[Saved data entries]

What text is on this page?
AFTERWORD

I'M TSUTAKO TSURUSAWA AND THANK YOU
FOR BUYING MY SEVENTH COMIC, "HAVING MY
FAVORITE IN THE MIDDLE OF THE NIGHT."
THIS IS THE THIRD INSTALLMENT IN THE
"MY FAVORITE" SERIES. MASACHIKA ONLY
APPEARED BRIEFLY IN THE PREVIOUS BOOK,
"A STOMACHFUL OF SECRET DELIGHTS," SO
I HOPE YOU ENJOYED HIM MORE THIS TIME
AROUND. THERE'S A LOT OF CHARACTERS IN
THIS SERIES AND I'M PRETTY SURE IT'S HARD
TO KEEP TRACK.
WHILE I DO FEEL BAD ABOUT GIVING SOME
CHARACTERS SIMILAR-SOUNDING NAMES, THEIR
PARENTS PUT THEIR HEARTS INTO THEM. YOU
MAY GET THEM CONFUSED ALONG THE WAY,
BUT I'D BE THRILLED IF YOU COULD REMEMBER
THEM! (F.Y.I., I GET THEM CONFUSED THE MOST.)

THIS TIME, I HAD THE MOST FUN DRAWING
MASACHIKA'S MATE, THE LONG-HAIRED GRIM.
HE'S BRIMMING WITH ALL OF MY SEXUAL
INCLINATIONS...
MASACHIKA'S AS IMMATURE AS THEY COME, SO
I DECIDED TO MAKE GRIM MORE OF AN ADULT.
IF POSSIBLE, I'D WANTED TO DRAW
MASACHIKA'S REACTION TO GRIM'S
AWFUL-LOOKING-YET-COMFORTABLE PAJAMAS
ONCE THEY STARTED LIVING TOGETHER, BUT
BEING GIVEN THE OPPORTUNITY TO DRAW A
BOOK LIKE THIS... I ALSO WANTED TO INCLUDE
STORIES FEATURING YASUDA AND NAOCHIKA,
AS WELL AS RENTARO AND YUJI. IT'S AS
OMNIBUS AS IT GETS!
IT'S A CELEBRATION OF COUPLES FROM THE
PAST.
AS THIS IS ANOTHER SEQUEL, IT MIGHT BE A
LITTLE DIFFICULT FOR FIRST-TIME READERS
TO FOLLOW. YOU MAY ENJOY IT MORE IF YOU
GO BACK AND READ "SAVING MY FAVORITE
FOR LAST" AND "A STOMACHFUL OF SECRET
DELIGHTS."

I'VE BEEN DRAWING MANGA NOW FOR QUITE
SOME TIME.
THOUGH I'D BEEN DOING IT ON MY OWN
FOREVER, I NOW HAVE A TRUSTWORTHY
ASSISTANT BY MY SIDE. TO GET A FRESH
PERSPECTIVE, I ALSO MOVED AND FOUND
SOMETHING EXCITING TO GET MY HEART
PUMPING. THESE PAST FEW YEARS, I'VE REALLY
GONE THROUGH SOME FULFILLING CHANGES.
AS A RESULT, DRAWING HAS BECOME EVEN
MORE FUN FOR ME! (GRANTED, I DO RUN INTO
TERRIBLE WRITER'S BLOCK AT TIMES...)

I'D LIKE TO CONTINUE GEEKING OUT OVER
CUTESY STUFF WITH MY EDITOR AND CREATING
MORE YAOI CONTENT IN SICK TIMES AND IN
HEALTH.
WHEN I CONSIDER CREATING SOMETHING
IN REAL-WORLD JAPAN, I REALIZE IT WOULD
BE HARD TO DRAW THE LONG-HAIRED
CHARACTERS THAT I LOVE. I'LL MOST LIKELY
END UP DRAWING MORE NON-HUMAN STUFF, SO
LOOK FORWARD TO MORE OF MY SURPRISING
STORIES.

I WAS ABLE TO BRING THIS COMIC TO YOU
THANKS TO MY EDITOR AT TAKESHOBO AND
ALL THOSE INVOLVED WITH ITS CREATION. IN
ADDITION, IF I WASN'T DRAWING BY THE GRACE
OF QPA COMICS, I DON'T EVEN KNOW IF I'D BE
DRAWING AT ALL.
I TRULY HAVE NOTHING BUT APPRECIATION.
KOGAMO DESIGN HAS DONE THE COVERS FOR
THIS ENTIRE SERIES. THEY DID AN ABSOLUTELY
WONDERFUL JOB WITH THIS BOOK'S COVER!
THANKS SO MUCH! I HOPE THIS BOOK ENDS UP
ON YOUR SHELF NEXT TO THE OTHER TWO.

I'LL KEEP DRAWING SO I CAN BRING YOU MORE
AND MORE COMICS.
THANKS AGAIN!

**WHAT YOU HAVE TO DO**
Lines of the material that contain the word "THEY" are to be gathered.

**ANSWER TO THE EXERCISE**
MASACHIKA'S AS IMMATURE AS THEY COME, SO
ONCE THEY STARTED LIVING TOGETHER, BUT
THIS ENTIRE SERIES. THEY DID AN ABSOLUTELY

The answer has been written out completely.